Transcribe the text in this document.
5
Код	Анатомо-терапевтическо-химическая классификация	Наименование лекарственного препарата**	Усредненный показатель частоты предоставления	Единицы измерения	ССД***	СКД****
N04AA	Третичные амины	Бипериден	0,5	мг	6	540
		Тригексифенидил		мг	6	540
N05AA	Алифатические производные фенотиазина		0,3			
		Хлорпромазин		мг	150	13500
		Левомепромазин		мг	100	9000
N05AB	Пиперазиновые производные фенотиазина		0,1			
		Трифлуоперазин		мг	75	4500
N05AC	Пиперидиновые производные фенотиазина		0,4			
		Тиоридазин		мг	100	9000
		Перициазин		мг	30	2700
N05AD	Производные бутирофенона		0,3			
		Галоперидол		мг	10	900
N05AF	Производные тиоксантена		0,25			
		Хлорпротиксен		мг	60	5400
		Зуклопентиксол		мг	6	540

━━━━

Exercise directions: Every record above needs to be repeated word for word.

Expected answer:
Transcribe the text in this document.
5
Код	Анатомо-терапевтическо-химическая классификация	Наименование лекарственного препарата**	Усредненный показатель частоты предоставления	Единицы измерения	ССД***	СКД****
N04AA	Третичные амины	Бипериден	0,5	мг	6	540
		Тригексифенидил		мг	6	540
N05AA	Алифатические производные фенотиазина		0,3			
		Хлорпромазин		мг	150	13500
		Левомепромазин		мг	100	9000
N05AB	Пиперазиновые производные фенотиазина		0,1			
		Трифлуоперазин		мг	75	4500
N05AC	Пиперидиновые производные фенотиазина		0,4			
		Тиоридазин		мг	100	9000
		Перициазин		мг	30	2700
N05AD	Производные бутирофенона		0,3			
		Галоперидол		мг	10	900
N05AF	Производные тиоксантена		0,25			
		Хлорпротиксен		мг	60	5400
		Зуклопентиксол		мг	6	540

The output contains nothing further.